Extracted records ->
┌──

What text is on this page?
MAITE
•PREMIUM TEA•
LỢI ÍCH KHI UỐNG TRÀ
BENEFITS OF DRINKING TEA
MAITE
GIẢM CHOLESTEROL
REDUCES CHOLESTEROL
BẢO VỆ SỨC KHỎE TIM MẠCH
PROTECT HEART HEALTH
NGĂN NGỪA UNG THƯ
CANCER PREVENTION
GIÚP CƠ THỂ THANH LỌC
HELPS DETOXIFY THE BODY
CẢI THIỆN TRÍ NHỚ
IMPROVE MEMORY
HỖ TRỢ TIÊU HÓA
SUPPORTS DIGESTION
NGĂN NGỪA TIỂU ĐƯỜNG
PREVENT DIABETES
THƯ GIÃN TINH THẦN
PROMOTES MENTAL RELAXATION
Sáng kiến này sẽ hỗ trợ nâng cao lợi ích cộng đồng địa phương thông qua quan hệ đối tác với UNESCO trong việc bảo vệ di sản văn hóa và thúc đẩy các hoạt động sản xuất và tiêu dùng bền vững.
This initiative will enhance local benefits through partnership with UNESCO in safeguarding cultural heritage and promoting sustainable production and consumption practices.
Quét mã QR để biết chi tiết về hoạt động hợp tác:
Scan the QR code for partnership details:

└──

Written instruction -> Write the whole listing out again. Keep every line exactly as it is.

Response below ->
What text is on this page?
MAITE
•PREMIUM TEA•
LỢI ÍCH KHI UỐNG TRÀ
BENEFITS OF DRINKING TEA
MAITE
GIẢM CHOLESTEROL
REDUCES CHOLESTEROL
BẢO VỆ SỨC KHỎE TIM MẠCH
PROTECT HEART HEALTH
NGĂN NGỪA UNG THƯ
CANCER PREVENTION
GIÚP CƠ THỂ THANH LỌC
HELPS DETOXIFY THE BODY
CẢI THIỆN TRÍ NHỚ
IMPROVE MEMORY
HỖ TRỢ TIÊU HÓA
SUPPORTS DIGESTION
NGĂN NGỪA TIỂU ĐƯỜNG
PREVENT DIABETES
THƯ GIÃN TINH THẦN
PROMOTES MENTAL RELAXATION
Sáng kiến này sẽ hỗ trợ nâng cao lợi ích cộng đồng địa phương thông qua quan hệ đối tác với UNESCO trong việc bảo vệ di sản văn hóa và thúc đẩy các hoạt động sản xuất và tiêu dùng bền vững.
This initiative will enhance local benefits through partnership with UNESCO in safeguarding cultural heritage and promoting sustainable production and consumption practices.
Quét mã QR để biết chi tiết về hoạt động hợp tác:
Scan the QR code for partnership details:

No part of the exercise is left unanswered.